▶ Objective: Copy each line where the word "amount" occurs.

-- Begin --

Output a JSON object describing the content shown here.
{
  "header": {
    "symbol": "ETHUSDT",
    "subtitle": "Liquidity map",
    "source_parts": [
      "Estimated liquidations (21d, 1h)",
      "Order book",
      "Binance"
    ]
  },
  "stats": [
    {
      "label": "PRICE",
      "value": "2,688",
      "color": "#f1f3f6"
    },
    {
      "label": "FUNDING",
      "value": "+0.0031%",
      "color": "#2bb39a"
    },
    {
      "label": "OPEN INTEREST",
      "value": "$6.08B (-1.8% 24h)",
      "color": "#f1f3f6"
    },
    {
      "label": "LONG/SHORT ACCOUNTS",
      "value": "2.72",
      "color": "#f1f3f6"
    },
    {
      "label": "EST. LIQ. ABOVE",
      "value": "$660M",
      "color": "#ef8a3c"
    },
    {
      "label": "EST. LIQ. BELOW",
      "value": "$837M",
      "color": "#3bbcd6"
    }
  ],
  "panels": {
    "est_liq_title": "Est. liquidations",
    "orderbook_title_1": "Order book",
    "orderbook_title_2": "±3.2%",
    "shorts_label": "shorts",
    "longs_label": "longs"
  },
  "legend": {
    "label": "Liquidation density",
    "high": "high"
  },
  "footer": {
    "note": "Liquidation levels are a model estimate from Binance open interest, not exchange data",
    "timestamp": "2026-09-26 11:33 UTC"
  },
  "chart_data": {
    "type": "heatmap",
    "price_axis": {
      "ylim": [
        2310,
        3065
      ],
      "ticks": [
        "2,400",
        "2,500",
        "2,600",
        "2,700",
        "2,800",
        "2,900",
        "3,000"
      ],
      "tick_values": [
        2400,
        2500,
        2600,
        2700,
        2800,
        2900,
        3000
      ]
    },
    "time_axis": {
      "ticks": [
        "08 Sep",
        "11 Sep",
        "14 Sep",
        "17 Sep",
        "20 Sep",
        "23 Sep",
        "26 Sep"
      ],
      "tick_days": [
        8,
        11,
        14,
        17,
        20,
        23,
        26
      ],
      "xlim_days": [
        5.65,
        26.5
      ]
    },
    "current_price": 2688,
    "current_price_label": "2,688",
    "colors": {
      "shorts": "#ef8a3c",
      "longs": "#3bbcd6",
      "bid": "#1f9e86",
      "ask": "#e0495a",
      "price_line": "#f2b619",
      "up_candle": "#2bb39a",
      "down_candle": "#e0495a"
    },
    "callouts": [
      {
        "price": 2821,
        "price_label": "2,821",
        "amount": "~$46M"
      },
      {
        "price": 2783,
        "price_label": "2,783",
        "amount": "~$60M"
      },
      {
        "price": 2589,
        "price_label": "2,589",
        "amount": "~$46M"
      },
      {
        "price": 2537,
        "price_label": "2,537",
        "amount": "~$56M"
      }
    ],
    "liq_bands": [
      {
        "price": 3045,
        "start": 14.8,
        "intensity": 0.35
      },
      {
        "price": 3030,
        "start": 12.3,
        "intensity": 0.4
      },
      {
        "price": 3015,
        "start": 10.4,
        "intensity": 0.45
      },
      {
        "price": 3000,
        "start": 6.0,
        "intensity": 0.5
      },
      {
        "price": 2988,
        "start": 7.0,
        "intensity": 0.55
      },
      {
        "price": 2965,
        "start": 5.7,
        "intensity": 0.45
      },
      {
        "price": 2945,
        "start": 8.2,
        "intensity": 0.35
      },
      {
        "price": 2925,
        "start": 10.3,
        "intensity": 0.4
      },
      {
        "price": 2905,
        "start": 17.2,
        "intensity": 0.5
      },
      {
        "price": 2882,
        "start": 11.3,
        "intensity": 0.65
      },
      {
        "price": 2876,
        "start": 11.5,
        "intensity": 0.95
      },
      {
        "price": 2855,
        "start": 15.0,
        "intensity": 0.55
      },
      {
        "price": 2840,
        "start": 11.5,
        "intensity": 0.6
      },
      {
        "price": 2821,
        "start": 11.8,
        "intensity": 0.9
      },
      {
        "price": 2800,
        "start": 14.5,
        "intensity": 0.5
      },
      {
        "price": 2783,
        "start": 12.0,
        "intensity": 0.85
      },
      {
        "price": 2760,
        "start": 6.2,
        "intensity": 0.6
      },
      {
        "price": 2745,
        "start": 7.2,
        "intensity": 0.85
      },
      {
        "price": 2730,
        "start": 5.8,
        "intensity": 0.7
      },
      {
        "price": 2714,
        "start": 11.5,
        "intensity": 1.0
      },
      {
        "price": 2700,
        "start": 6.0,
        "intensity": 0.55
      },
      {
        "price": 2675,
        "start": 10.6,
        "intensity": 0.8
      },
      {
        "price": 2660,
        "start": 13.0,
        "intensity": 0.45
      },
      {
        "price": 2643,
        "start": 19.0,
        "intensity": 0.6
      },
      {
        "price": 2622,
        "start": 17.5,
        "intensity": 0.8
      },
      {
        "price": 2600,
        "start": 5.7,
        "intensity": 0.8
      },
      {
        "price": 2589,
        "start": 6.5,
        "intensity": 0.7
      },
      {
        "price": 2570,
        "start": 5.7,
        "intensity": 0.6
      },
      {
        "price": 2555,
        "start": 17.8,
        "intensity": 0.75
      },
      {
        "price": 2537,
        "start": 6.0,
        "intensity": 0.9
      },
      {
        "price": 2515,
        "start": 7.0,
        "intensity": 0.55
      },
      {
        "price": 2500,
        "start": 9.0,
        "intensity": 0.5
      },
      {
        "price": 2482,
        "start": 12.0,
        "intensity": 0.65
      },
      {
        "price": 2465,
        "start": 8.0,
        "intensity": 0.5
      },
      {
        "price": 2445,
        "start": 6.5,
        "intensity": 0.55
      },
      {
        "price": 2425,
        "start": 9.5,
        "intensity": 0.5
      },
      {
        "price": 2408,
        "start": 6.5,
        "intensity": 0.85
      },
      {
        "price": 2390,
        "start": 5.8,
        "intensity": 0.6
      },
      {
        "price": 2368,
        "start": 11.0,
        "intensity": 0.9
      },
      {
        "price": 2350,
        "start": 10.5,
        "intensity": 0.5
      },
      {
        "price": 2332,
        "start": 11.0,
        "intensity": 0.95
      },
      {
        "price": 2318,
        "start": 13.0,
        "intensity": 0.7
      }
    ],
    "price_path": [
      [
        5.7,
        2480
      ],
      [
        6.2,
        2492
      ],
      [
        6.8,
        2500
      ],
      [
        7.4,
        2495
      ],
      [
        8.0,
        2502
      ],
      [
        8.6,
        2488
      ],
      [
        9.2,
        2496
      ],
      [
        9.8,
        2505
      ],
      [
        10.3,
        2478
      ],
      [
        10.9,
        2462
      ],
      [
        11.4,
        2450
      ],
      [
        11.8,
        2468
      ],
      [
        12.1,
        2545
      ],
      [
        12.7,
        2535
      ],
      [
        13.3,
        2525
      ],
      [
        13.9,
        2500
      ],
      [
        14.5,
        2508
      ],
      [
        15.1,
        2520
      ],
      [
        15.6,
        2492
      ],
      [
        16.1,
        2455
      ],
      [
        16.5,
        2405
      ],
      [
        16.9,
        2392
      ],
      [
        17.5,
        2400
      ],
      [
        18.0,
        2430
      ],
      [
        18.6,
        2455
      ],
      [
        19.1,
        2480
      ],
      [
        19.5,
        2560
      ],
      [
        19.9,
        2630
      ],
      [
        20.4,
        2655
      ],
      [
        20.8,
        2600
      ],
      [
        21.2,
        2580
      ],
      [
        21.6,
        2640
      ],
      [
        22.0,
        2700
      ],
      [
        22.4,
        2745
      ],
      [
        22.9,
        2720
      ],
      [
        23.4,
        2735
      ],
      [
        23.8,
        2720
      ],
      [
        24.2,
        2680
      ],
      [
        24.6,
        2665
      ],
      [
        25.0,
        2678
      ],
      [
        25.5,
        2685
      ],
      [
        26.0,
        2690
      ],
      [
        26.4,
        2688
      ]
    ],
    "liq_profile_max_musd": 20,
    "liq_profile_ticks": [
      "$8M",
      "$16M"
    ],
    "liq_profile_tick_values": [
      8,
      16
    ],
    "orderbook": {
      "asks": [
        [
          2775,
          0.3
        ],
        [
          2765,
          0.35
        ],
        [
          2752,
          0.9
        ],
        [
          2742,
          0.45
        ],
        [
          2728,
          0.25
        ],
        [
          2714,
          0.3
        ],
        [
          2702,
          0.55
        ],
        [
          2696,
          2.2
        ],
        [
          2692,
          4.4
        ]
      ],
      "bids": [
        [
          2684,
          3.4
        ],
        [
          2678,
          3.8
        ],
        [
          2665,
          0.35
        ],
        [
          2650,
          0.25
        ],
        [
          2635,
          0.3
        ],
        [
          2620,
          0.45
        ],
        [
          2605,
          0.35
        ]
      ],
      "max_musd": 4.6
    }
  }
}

-- End --

▶ Output below:
        "amount": "~$46M"
        "amount": "~$60M"
        "amount": "~$46M"
        "amount": "~$56M"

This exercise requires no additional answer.